■ Task to complete
In the data that follows, count each line holding the string "пункта"; answer with the number only.

■ Recorded information
---

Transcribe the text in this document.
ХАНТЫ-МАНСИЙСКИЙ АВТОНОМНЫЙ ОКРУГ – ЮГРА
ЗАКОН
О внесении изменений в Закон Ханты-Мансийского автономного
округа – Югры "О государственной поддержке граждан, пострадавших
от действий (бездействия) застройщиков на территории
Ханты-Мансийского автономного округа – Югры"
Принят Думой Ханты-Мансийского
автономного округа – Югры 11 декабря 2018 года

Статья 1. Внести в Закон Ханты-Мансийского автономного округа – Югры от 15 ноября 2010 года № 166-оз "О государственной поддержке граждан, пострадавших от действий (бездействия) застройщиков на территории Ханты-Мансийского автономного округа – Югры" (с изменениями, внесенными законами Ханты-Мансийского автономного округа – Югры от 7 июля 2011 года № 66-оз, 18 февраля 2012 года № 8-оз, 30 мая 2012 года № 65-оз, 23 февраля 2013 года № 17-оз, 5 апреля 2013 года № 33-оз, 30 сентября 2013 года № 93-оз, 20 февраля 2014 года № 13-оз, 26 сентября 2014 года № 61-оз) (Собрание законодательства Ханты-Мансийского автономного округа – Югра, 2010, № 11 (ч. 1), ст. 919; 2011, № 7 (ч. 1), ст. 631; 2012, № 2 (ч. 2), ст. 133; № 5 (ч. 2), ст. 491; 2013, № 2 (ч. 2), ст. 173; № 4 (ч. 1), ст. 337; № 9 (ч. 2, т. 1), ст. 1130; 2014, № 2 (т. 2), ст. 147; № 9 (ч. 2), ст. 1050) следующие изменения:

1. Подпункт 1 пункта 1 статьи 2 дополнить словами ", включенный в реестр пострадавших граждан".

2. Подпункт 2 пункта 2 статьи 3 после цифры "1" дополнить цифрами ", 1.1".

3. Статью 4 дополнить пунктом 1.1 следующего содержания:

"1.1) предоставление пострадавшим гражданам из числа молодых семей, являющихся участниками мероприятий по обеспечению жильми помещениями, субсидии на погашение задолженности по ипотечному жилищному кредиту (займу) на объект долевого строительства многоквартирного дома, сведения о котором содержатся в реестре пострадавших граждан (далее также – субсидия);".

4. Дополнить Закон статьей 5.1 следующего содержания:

---

■ Worked answer
2